# Source material

----------------

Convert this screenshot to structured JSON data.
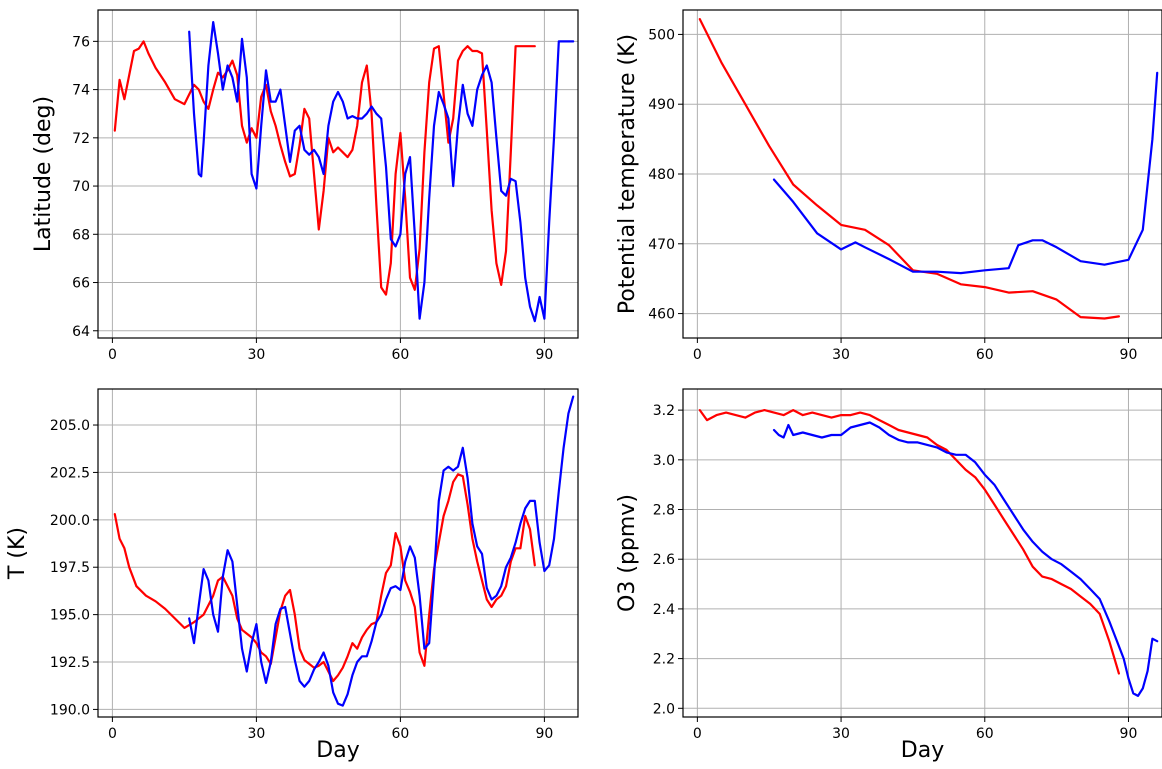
{
  "chart_data": [
    {
      "type": "line",
      "xlabel": "",
      "ylabel": "Latitude (deg)",
      "xlim": [
        -3,
        97
      ],
      "ylim": [
        63.7,
        77.3
      ],
      "xticks": [
        0,
        30,
        60,
        90
      ],
      "yticks": [
        64,
        66,
        68,
        70,
        72,
        74,
        76
      ],
      "ytick_labels": [
        "64",
        "66",
        "68",
        "70",
        "72",
        "74",
        "76"
      ],
      "grid": true,
      "series": [
        {
          "color": "#ff0000",
          "x": [
            0.5,
            1.5,
            2.5,
            3.5,
            4.5,
            5.5,
            6.5,
            7.5,
            9,
            11,
            13,
            15,
            16,
            17,
            18,
            19,
            20,
            21,
            22,
            23,
            24,
            25,
            26,
            27,
            28,
            29,
            30,
            31,
            32,
            33,
            34,
            35,
            36,
            37,
            38,
            39,
            40,
            41,
            42,
            43,
            44,
            45,
            46,
            47,
            48,
            49,
            50,
            51,
            52,
            53,
            54,
            55,
            56,
            57,
            58,
            59,
            60,
            61,
            62,
            63,
            64,
            65,
            66,
            67,
            68,
            69,
            70,
            71,
            72,
            73,
            74,
            75,
            76,
            77,
            78,
            79,
            80,
            81,
            82,
            83,
            84,
            85,
            86,
            87,
            88
          ],
          "y": [
            72.3,
            74.4,
            73.6,
            74.6,
            75.6,
            75.7,
            76.0,
            75.5,
            74.9,
            74.3,
            73.6,
            73.4,
            73.8,
            74.2,
            74.0,
            73.5,
            73.2,
            74.0,
            74.7,
            74.5,
            74.8,
            75.2,
            74.6,
            72.5,
            71.8,
            72.4,
            72.0,
            73.7,
            74.2,
            73.1,
            72.5,
            71.7,
            71.0,
            70.4,
            70.5,
            71.7,
            73.2,
            72.8,
            70.5,
            68.2,
            69.8,
            72.0,
            71.4,
            71.6,
            71.4,
            71.2,
            71.5,
            72.5,
            74.3,
            75.0,
            73.0,
            69.2,
            65.8,
            65.5,
            66.8,
            70.5,
            72.2,
            69.5,
            66.2,
            65.7,
            67.4,
            71.4,
            74.3,
            75.7,
            75.8,
            73.8,
            71.8,
            72.8,
            75.2,
            75.6,
            75.8,
            75.6,
            75.6,
            75.5,
            72.3,
            69.0,
            66.8,
            65.9,
            67.3,
            71.4,
            75.8,
            75.8,
            75.8,
            75.8,
            75.8
          ]
        },
        {
          "color": "#0000ff",
          "x": [
            16,
            17,
            18,
            18.5,
            19,
            20,
            21,
            22,
            23,
            24,
            25,
            26,
            27,
            28,
            29,
            30,
            31,
            32,
            33,
            34,
            35,
            36,
            37,
            38,
            39,
            40,
            41,
            42,
            43,
            44,
            45,
            46,
            47,
            48,
            49,
            50,
            51,
            52,
            53,
            54,
            55,
            56,
            57,
            58,
            59,
            60,
            61,
            62,
            63,
            64,
            65,
            66,
            67,
            68,
            69,
            70,
            71,
            72,
            73,
            74,
            75,
            76,
            77,
            78,
            79,
            80,
            81,
            82,
            83,
            84,
            85,
            86,
            87,
            88,
            89,
            90,
            91,
            92,
            93,
            94,
            95,
            96
          ],
          "y": [
            76.4,
            73.0,
            70.5,
            70.4,
            71.8,
            75.0,
            76.8,
            75.5,
            74.0,
            75.0,
            74.5,
            73.5,
            76.1,
            74.5,
            70.5,
            69.9,
            72.5,
            74.8,
            73.5,
            73.5,
            74.0,
            72.5,
            71.0,
            72.3,
            72.5,
            71.5,
            71.3,
            71.5,
            71.2,
            70.5,
            72.5,
            73.5,
            73.9,
            73.5,
            72.8,
            72.9,
            72.8,
            72.8,
            73.0,
            73.3,
            73.0,
            72.8,
            70.8,
            67.8,
            67.5,
            68.0,
            70.5,
            71.2,
            68.0,
            64.5,
            66.0,
            69.5,
            72.5,
            73.9,
            73.4,
            72.8,
            70.0,
            72.5,
            74.2,
            73.0,
            72.5,
            74.0,
            74.6,
            75.0,
            74.3,
            72.0,
            69.8,
            69.6,
            70.3,
            70.2,
            68.5,
            66.2,
            65.0,
            64.4,
            65.4,
            64.5,
            68.5,
            72.0,
            76.0,
            76.0,
            76.0,
            76.0
          ]
        }
      ]
    },
    {
      "type": "line",
      "xlabel": "",
      "ylabel": "Potential temperature (K)",
      "xlim": [
        -3,
        97
      ],
      "ylim": [
        456.5,
        503.5
      ],
      "xticks": [
        0,
        30,
        60,
        90
      ],
      "yticks": [
        460,
        470,
        480,
        490,
        500
      ],
      "ytick_labels": [
        "460",
        "470",
        "480",
        "490",
        "500"
      ],
      "grid": true,
      "series": [
        {
          "color": "#ff0000",
          "x": [
            0.5,
            5,
            10,
            15,
            20,
            25,
            30,
            35,
            40,
            45,
            50,
            55,
            60,
            65,
            70,
            75,
            80,
            85,
            88
          ],
          "y": [
            502.2,
            496.0,
            490.0,
            484.0,
            478.5,
            475.5,
            472.7,
            472.0,
            469.8,
            466.2,
            465.7,
            464.2,
            463.8,
            463.0,
            463.2,
            462.0,
            459.5,
            459.3,
            459.6
          ]
        },
        {
          "color": "#0000ff",
          "x": [
            16,
            20,
            25,
            30,
            33,
            35,
            40,
            45,
            50,
            55,
            60,
            65,
            67,
            70,
            72,
            75,
            80,
            85,
            90,
            93,
            95,
            96
          ],
          "y": [
            479.2,
            476.0,
            471.5,
            469.2,
            470.2,
            469.5,
            467.8,
            466.0,
            466.0,
            465.8,
            466.2,
            466.5,
            469.8,
            470.5,
            470.5,
            469.5,
            467.5,
            467.0,
            467.7,
            472.0,
            485.0,
            494.5
          ]
        }
      ]
    },
    {
      "type": "line",
      "xlabel": "Day",
      "ylabel": "T (K)",
      "xlim": [
        -3,
        97
      ],
      "ylim": [
        189.6,
        206.9
      ],
      "xticks": [
        0,
        30,
        60,
        90
      ],
      "yticks": [
        190.0,
        192.5,
        195.0,
        197.5,
        200.0,
        202.5,
        205.0
      ],
      "ytick_labels": [
        "190.0",
        "192.5",
        "195.0",
        "197.5",
        "200.0",
        "202.5",
        "205.0"
      ],
      "grid": true,
      "series": [
        {
          "color": "#ff0000",
          "x": [
            0.5,
            1.5,
            2.5,
            3.5,
            5,
            7,
            9,
            11,
            13,
            15,
            17,
            19,
            21,
            22,
            23,
            24,
            25,
            26,
            27,
            28,
            29,
            30,
            31,
            32,
            33,
            34,
            35,
            36,
            37,
            38,
            39,
            40,
            41,
            42,
            43,
            44,
            45,
            46,
            47,
            48,
            49,
            50,
            51,
            52,
            53,
            54,
            55,
            56,
            57,
            58,
            59,
            60,
            61,
            62,
            63,
            64,
            65,
            66,
            67,
            68,
            69,
            70,
            71,
            72,
            73,
            74,
            75,
            76,
            77,
            78,
            79,
            80,
            81,
            82,
            83,
            84,
            85,
            86,
            87,
            88
          ],
          "y": [
            200.3,
            199.0,
            198.5,
            197.5,
            196.5,
            196.0,
            195.7,
            195.3,
            194.8,
            194.3,
            194.6,
            195.0,
            196.0,
            196.8,
            197.0,
            196.5,
            196.0,
            194.8,
            194.2,
            194.0,
            193.8,
            193.5,
            193.0,
            192.8,
            192.4,
            193.8,
            195.2,
            196.0,
            196.3,
            195.0,
            193.2,
            192.6,
            192.4,
            192.2,
            192.3,
            192.5,
            192.0,
            191.5,
            191.8,
            192.2,
            192.8,
            193.5,
            193.2,
            193.8,
            194.2,
            194.5,
            194.6,
            196.0,
            197.2,
            197.6,
            199.3,
            198.6,
            196.8,
            196.2,
            195.4,
            193.0,
            192.3,
            195.0,
            197.4,
            198.8,
            200.2,
            201.0,
            202.0,
            202.4,
            202.3,
            200.8,
            199.0,
            197.8,
            196.8,
            195.8,
            195.4,
            195.8,
            196.0,
            196.5,
            197.8,
            198.5,
            198.5,
            200.2,
            199.5,
            197.6
          ]
        },
        {
          "color": "#0000ff",
          "x": [
            16,
            17,
            18,
            19,
            20,
            21,
            22,
            23,
            24,
            25,
            26,
            27,
            28,
            29,
            30,
            31,
            32,
            33,
            34,
            35,
            36,
            37,
            38,
            39,
            40,
            41,
            42,
            43,
            44,
            45,
            46,
            47,
            48,
            49,
            50,
            51,
            52,
            53,
            54,
            55,
            56,
            57,
            58,
            59,
            60,
            61,
            62,
            63,
            64,
            65,
            66,
            67,
            68,
            69,
            70,
            71,
            72,
            73,
            74,
            75,
            76,
            77,
            78,
            79,
            80,
            81,
            82,
            83,
            84,
            85,
            86,
            87,
            88,
            89,
            90,
            91,
            92,
            93,
            94,
            95,
            96
          ],
          "y": [
            194.8,
            193.5,
            195.5,
            197.4,
            196.8,
            195.0,
            194.1,
            197.0,
            198.4,
            197.8,
            195.5,
            193.2,
            192.0,
            193.5,
            194.5,
            192.5,
            191.4,
            192.5,
            194.5,
            195.3,
            195.4,
            194.0,
            192.6,
            191.5,
            191.2,
            191.5,
            192.1,
            192.5,
            193.0,
            192.3,
            190.9,
            190.3,
            190.2,
            190.8,
            191.8,
            192.5,
            192.8,
            192.8,
            193.6,
            194.6,
            195.0,
            195.8,
            196.4,
            196.5,
            196.3,
            197.8,
            198.6,
            198.0,
            196.0,
            193.2,
            193.5,
            197.0,
            201.0,
            202.6,
            202.8,
            202.6,
            202.8,
            203.8,
            202.2,
            199.8,
            198.6,
            198.2,
            196.4,
            195.8,
            196.0,
            196.5,
            197.5,
            198.0,
            198.8,
            199.8,
            200.6,
            201.0,
            201.0,
            198.8,
            197.3,
            197.6,
            199.0,
            201.5,
            203.8,
            205.6,
            206.5
          ]
        }
      ]
    },
    {
      "type": "line",
      "xlabel": "Day",
      "ylabel": "O3 (ppmv)",
      "xlim": [
        -3,
        97
      ],
      "ylim": [
        1.965,
        3.285
      ],
      "xticks": [
        0,
        30,
        60,
        90
      ],
      "yticks": [
        2.0,
        2.2,
        2.4,
        2.6,
        2.8,
        3.0,
        3.2
      ],
      "ytick_labels": [
        "2.0",
        "2.2",
        "2.4",
        "2.6",
        "2.8",
        "3.0",
        "3.2"
      ],
      "grid": true,
      "series": [
        {
          "color": "#ff0000",
          "x": [
            0.5,
            2,
            4,
            6,
            8,
            10,
            12,
            14,
            16,
            18,
            20,
            22,
            24,
            26,
            28,
            30,
            32,
            34,
            36,
            38,
            40,
            42,
            44,
            46,
            48,
            50,
            52,
            54,
            56,
            58,
            60,
            62,
            64,
            66,
            68,
            70,
            72,
            74,
            76,
            78,
            80,
            82,
            84,
            86,
            88
          ],
          "y": [
            3.2,
            3.16,
            3.18,
            3.19,
            3.18,
            3.17,
            3.19,
            3.2,
            3.19,
            3.18,
            3.2,
            3.18,
            3.19,
            3.18,
            3.17,
            3.18,
            3.18,
            3.19,
            3.18,
            3.16,
            3.14,
            3.12,
            3.11,
            3.1,
            3.09,
            3.06,
            3.04,
            3.0,
            2.96,
            2.93,
            2.88,
            2.82,
            2.76,
            2.7,
            2.64,
            2.57,
            2.53,
            2.52,
            2.5,
            2.48,
            2.45,
            2.42,
            2.38,
            2.27,
            2.14
          ]
        },
        {
          "color": "#0000ff",
          "x": [
            16,
            17,
            18,
            19,
            20,
            22,
            24,
            26,
            28,
            30,
            32,
            34,
            36,
            38,
            40,
            42,
            44,
            46,
            48,
            50,
            52,
            54,
            56,
            58,
            60,
            62,
            64,
            66,
            68,
            70,
            72,
            74,
            76,
            78,
            80,
            82,
            84,
            86,
            88,
            89,
            90,
            91,
            92,
            93,
            94,
            95,
            96
          ],
          "y": [
            3.12,
            3.1,
            3.09,
            3.14,
            3.1,
            3.11,
            3.1,
            3.09,
            3.1,
            3.1,
            3.13,
            3.14,
            3.15,
            3.13,
            3.1,
            3.08,
            3.07,
            3.07,
            3.06,
            3.05,
            3.03,
            3.02,
            3.02,
            2.99,
            2.94,
            2.9,
            2.84,
            2.78,
            2.72,
            2.67,
            2.63,
            2.6,
            2.58,
            2.55,
            2.52,
            2.48,
            2.44,
            2.35,
            2.25,
            2.2,
            2.12,
            2.06,
            2.05,
            2.08,
            2.15,
            2.28,
            2.27
          ]
        }
      ]
    }
  ]
}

----------------

# Set problem
Find how many lines hold the string "ylabel", and state that number alone.

# Exercise output
4